Written exercise :: Word for word, copy all the data and drop the pictures.

Working data ::

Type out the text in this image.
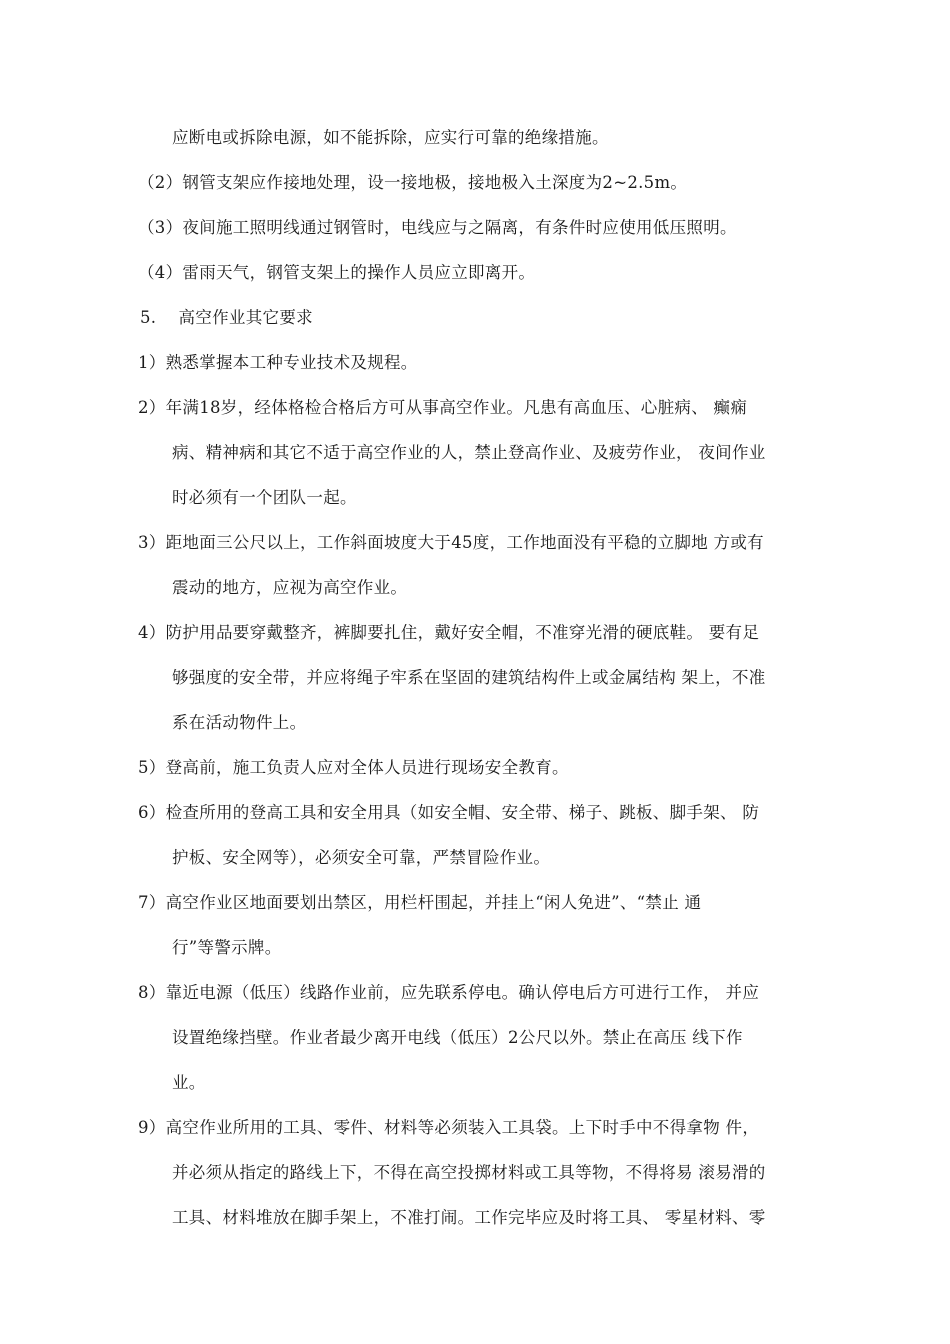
应断电或拆除电源，如不能拆除，应实行可靠的绝缘措施。
（2）钢管支架应作接地处理，设一接地极，接地极入土深度为2~2.5m。
（3）夜间施工照明线通过钢管时，电线应与之隔离，有条件时应使用低压照明。
（4）雷雨天气，钢管支架上的操作人员应立即离开。
5.    高空作业其它要求
1）熟悉掌握本工种专业技术及规程。
2）年满18岁，经体格检合格后方可从事高空作业。凡患有高血压、心脏病、 癫痫
病、精神病和其它不适于高空作业的人，禁止登高作业、及疲劳作业， 夜间作业
时必须有一个团队一起。
3）距地面三公尺以上，工作斜面坡度大于45度，工作地面没有平稳的立脚地 方或有
震动的地方，应视为高空作业。
4）防护用品要穿戴整齐，裤脚要扎住，戴好安全帽，不准穿光滑的硬底鞋。 要有足
够强度的安全带，并应将绳子牢系在坚固的建筑结构件上或金属结构 架上，不准
系在活动物件上。
5）登高前，施工负责人应对全体人员进行现场安全教育。
6）检查所用的登高工具和安全用具（如安全帽、安全带、梯子、跳板、脚手架、 防
护板、安全网等），必须安全可靠，严禁冒险作业。
7）高空作业区地面要划出禁区，用栏杆围起，并挂上“闲人免进”、“禁止 通
行”等警示牌。
8）靠近电源（低压）线路作业前，应先联系停电。确认停电后方可进行工作， 并应
设置绝缘挡壁。作业者最少离开电线（低压）2公尺以外。禁止在高压 线下作
业。
9）高空作业所用的工具、零件、材料等必须装入工具袋。上下时手中不得拿物 件，
并必须从指定的路线上下，不得在高空投掷材料或工具等物，不得将易 滚易滑的
工具、材料堆放在脚手架上，不准打闹。工作完毕应及时将工具、 零星材料、零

Output for this exercise ::
Type out the text in this image.
应断电或拆除电源，如不能拆除，应实行可靠的绝缘措施。
（2）钢管支架应作接地处理，设一接地极，接地极入土深度为2~2.5m。
（3）夜间施工照明线通过钢管时，电线应与之隔离，有条件时应使用低压照明。
（4）雷雨天气，钢管支架上的操作人员应立即离开。
5.    高空作业其它要求
1）熟悉掌握本工种专业技术及规程。
2）年满18岁，经体格检合格后方可从事高空作业。凡患有高血压、心脏病、 癫痫
病、精神病和其它不适于高空作业的人，禁止登高作业、及疲劳作业， 夜间作业
时必须有一个团队一起。
3）距地面三公尺以上，工作斜面坡度大于45度，工作地面没有平稳的立脚地 方或有
震动的地方，应视为高空作业。
4）防护用品要穿戴整齐，裤脚要扎住，戴好安全帽，不准穿光滑的硬底鞋。 要有足
够强度的安全带，并应将绳子牢系在坚固的建筑结构件上或金属结构 架上，不准
系在活动物件上。
5）登高前，施工负责人应对全体人员进行现场安全教育。
6）检查所用的登高工具和安全用具（如安全帽、安全带、梯子、跳板、脚手架、 防
护板、安全网等），必须安全可靠，严禁冒险作业。
7）高空作业区地面要划出禁区，用栏杆围起，并挂上“闲人免进”、“禁止 通
行”等警示牌。
8）靠近电源（低压）线路作业前，应先联系停电。确认停电后方可进行工作， 并应
设置绝缘挡壁。作业者最少离开电线（低压）2公尺以外。禁止在高压 线下作
业。
9）高空作业所用的工具、零件、材料等必须装入工具袋。上下时手中不得拿物 件，
并必须从指定的路线上下，不得在高空投掷材料或工具等物，不得将易 滚易滑的
工具、材料堆放在脚手架上，不准打闹。工作完毕应及时将工具、 零星材料、零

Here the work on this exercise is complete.